__EXERCISE REQUIREMENTS__. Write each line out again exactly as written.

__PROVIDED DATA__.

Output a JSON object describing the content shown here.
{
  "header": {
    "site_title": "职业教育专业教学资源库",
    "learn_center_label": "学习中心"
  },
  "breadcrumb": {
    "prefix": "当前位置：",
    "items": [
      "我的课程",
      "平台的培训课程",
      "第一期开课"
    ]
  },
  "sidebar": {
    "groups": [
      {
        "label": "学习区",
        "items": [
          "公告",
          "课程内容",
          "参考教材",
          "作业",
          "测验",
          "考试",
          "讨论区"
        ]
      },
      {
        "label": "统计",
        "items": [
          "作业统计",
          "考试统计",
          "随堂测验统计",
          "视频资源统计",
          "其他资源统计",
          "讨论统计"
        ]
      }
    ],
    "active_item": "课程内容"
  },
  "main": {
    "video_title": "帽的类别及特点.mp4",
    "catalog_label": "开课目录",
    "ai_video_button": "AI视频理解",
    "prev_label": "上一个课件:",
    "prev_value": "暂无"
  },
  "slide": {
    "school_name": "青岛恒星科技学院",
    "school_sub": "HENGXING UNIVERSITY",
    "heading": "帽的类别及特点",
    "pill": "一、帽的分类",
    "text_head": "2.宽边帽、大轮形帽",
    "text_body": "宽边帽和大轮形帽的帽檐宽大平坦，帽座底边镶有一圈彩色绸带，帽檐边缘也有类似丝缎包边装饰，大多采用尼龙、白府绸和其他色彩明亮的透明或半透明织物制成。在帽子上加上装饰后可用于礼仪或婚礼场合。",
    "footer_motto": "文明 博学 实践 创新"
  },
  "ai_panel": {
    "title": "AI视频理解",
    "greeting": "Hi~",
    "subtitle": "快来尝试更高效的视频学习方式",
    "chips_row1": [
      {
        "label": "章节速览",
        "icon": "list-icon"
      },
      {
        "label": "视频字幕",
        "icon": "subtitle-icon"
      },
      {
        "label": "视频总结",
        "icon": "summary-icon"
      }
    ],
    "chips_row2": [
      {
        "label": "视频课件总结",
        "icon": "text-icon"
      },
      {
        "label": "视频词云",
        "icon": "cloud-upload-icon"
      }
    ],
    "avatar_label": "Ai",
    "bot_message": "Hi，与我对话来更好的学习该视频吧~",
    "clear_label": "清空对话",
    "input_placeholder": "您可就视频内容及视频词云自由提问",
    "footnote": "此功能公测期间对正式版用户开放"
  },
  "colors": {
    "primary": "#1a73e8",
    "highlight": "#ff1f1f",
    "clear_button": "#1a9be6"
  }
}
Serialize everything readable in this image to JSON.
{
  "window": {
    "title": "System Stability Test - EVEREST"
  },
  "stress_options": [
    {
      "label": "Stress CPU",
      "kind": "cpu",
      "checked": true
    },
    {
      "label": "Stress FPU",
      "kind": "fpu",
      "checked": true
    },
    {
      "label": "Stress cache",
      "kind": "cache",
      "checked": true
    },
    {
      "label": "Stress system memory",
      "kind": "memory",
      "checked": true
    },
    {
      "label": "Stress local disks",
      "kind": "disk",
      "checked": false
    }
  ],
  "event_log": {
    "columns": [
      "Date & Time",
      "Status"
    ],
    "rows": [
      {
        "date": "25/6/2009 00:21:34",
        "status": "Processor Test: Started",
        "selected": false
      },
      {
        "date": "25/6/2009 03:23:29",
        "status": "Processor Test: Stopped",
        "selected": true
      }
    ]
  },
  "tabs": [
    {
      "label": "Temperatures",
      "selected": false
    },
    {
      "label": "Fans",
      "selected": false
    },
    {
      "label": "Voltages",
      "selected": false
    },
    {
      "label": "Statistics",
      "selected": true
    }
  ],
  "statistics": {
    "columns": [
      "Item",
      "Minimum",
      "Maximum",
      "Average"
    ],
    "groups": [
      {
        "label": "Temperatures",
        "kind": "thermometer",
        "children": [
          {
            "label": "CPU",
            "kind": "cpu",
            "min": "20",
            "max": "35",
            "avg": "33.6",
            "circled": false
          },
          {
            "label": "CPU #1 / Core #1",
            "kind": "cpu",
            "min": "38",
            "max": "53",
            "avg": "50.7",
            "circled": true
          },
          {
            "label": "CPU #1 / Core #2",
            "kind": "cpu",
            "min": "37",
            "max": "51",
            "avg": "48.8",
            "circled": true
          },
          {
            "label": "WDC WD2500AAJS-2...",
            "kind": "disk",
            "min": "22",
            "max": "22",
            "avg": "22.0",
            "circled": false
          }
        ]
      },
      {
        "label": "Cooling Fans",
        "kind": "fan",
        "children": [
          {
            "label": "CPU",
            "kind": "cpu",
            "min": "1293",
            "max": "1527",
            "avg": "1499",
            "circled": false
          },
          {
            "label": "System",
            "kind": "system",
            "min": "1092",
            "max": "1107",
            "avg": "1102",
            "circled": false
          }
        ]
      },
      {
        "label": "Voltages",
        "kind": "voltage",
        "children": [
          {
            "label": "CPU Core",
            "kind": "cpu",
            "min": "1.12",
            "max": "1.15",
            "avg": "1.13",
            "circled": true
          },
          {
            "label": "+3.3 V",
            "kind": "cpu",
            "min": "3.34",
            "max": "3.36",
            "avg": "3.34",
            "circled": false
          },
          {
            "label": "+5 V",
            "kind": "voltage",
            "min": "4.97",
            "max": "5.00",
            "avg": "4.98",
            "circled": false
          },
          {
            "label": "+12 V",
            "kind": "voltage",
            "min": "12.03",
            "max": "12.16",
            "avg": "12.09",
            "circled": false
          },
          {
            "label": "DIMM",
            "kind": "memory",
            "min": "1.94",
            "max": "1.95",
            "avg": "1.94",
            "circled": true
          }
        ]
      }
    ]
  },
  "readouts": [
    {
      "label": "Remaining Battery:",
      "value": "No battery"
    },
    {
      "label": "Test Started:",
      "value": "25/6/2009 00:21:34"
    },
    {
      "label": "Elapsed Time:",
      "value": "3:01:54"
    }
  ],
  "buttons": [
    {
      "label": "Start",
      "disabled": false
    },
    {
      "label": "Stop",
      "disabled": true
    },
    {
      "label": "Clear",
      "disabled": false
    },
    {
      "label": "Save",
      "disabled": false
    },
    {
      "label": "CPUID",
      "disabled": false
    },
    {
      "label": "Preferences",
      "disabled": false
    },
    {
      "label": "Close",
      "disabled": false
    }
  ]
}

__WRITTEN RESPONSE__.
Output a JSON object describing the content shown here.
{
  "header": {
    "site_title": "职业教育专业教学资源库",
    "learn_center_label": "学习中心"
  },
  "breadcrumb": {
    "prefix": "当前位置：",
    "items": [
      "我的课程",
      "平台的培训课程",
      "第一期开课"
    ]
  },
  "sidebar": {
    "groups": [
      {
        "label": "学习区",
        "items": [
          "公告",
          "课程内容",
          "参考教材",
          "作业",
          "测验",
          "考试",
          "讨论区"
        ]
      },
      {
        "label": "统计",
        "items": [
          "作业统计",
          "考试统计",
          "随堂测验统计",
          "视频资源统计",
          "其他资源统计",
          "讨论统计"
        ]
      }
    ],
    "active_item": "课程内容"
  },
  "main": {
    "video_title": "帽的类别及特点.mp4",
    "catalog_label": "开课目录",
    "ai_video_button": "AI视频理解",
    "prev_label": "上一个课件:",
    "prev_value": "暂无"
  },
  "slide": {
    "school_name": "青岛恒星科技学院",
    "school_sub": "HENGXING UNIVERSITY",
    "heading": "帽的类别及特点",
    "pill": "一、帽的分类",
    "text_head": "2.宽边帽、大轮形帽",
    "text_body": "宽边帽和大轮形帽的帽檐宽大平坦，帽座底边镶有一圈彩色绸带，帽檐边缘也有类似丝缎包边装饰，大多采用尼龙、白府绸和其他色彩明亮的透明或半透明织物制成。在帽子上加上装饰后可用于礼仪或婚礼场合。",
    "footer_motto": "文明 博学 实践 创新"
  },
  "ai_panel": {
    "title": "AI视频理解",
    "greeting": "Hi~",
    "subtitle": "快来尝试更高效的视频学习方式",
    "chips_row1": [
      {
        "label": "章节速览",
        "icon": "list-icon"
      },
      {
        "label": "视频字幕",
        "icon": "subtitle-icon"
      },
      {
        "label": "视频总结",
        "icon": "summary-icon"
      }
    ],
    "chips_row2": [
      {
        "label": "视频课件总结",
        "icon": "text-icon"
      },
      {
        "label": "视频词云",
        "icon": "cloud-upload-icon"
      }
    ],
    "avatar_label": "Ai",
    "bot_message": "Hi，与我对话来更好的学习该视频吧~",
    "clear_label": "清空对话",
    "input_placeholder": "您可就视频内容及视频词云自由提问",
    "footnote": "此功能公测期间对正式版用户开放"
  },
  "colors": {
    "primary": "#1a73e8",
    "highlight": "#ff1f1f",
    "clear_button": "#1a9be6"
  }
}
Serialize everything readable in this image to JSON.
{
  "window": {
    "title": "System Stability Test - EVEREST"
  },
  "stress_options": [
    {
      "label": "Stress CPU",
      "kind": "cpu",
      "checked": true
    },
    {
      "label": "Stress FPU",
      "kind": "fpu",
      "checked": true
    },
    {
      "label": "Stress cache",
      "kind": "cache",
      "checked": true
    },
    {
      "label": "Stress system memory",
      "kind": "memory",
      "checked": true
    },
    {
      "label": "Stress local disks",
      "kind": "disk",
      "checked": false
    }
  ],
  "event_log": {
    "columns": [
      "Date & Time",
      "Status"
    ],
    "rows": [
      {
        "date": "25/6/2009 00:21:34",
        "status": "Processor Test: Started",
        "selected": false
      },
      {
        "date": "25/6/2009 03:23:29",
        "status": "Processor Test: Stopped",
        "selected": true
      }
    ]
  },
  "tabs": [
    {
      "label": "Temperatures",
      "selected": false
    },
    {
      "label": "Fans",
      "selected": false
    },
    {
      "label": "Voltages",
      "selected": false
    },
    {
      "label": "Statistics",
      "selected": true
    }
  ],
  "statistics": {
    "columns": [
      "Item",
      "Minimum",
      "Maximum",
      "Average"
    ],
    "groups": [
      {
        "label": "Temperatures",
        "kind": "thermometer",
        "children": [
          {
            "label": "CPU",
            "kind": "cpu",
            "min": "20",
            "max": "35",
            "avg": "33.6",
            "circled": false
          },
          {
            "label": "CPU #1 / Core #1",
            "kind": "cpu",
            "min": "38",
            "max": "53",
            "avg": "50.7",
            "circled": true
          },
          {
            "label": "CPU #1 / Core #2",
            "kind": "cpu",
            "min": "37",
            "max": "51",
            "avg": "48.8",
            "circled": true
          },
          {
            "label": "WDC WD2500AAJS-2...",
            "kind": "disk",
            "min": "22",
            "max": "22",
            "avg": "22.0",
            "circled": false
          }
        ]
      },
      {
        "label": "Cooling Fans",
        "kind": "fan",
        "children": [
          {
            "label": "CPU",
            "kind": "cpu",
            "min": "1293",
            "max": "1527",
            "avg": "1499",
            "circled": false
          },
          {
            "label": "System",
            "kind": "system",
            "min": "1092",
            "max": "1107",
            "avg": "1102",
            "circled": false
          }
        ]
      },
      {
        "label": "Voltages",
        "kind": "voltage",
        "children": [
          {
            "label": "CPU Core",
            "kind": "cpu",
            "min": "1.12",
            "max": "1.15",
            "avg": "1.13",
            "circled": true
          },
          {
            "label": "+3.3 V",
            "kind": "cpu",
            "min": "3.34",
            "max": "3.36",
            "avg": "3.34",
            "circled": false
          },
          {
            "label": "+5 V",
            "kind": "voltage",
            "min": "4.97",
            "max": "5.00",
            "avg": "4.98",
            "circled": false
          },
          {
            "label": "+12 V",
            "kind": "voltage",
            "min": "12.03",
            "max": "12.16",
            "avg": "12.09",
            "circled": false
          },
          {
            "label": "DIMM",
            "kind": "memory",
            "min": "1.94",
            "max": "1.95",
            "avg": "1.94",
            "circled": true
          }
        ]
      }
    ]
  },
  "readouts": [
    {
      "label": "Remaining Battery:",
      "value": "No battery"
    },
    {
      "label": "Test Started:",
      "value": "25/6/2009 00:21:34"
    },
    {
      "label": "Elapsed Time:",
      "value": "3:01:54"
    }
  ],
  "buttons": [
    {
      "label": "Start",
      "disabled": false
    },
    {
      "label": "Stop",
      "disabled": true
    },
    {
      "label": "Clear",
      "disabled": false
    },
    {
      "label": "Save",
      "disabled": false
    },
    {
      "label": "CPUID",
      "disabled": false
    },
    {
      "label": "Preferences",
      "disabled": false
    },
    {
      "label": "Close",
      "disabled": false
    }
  ]
}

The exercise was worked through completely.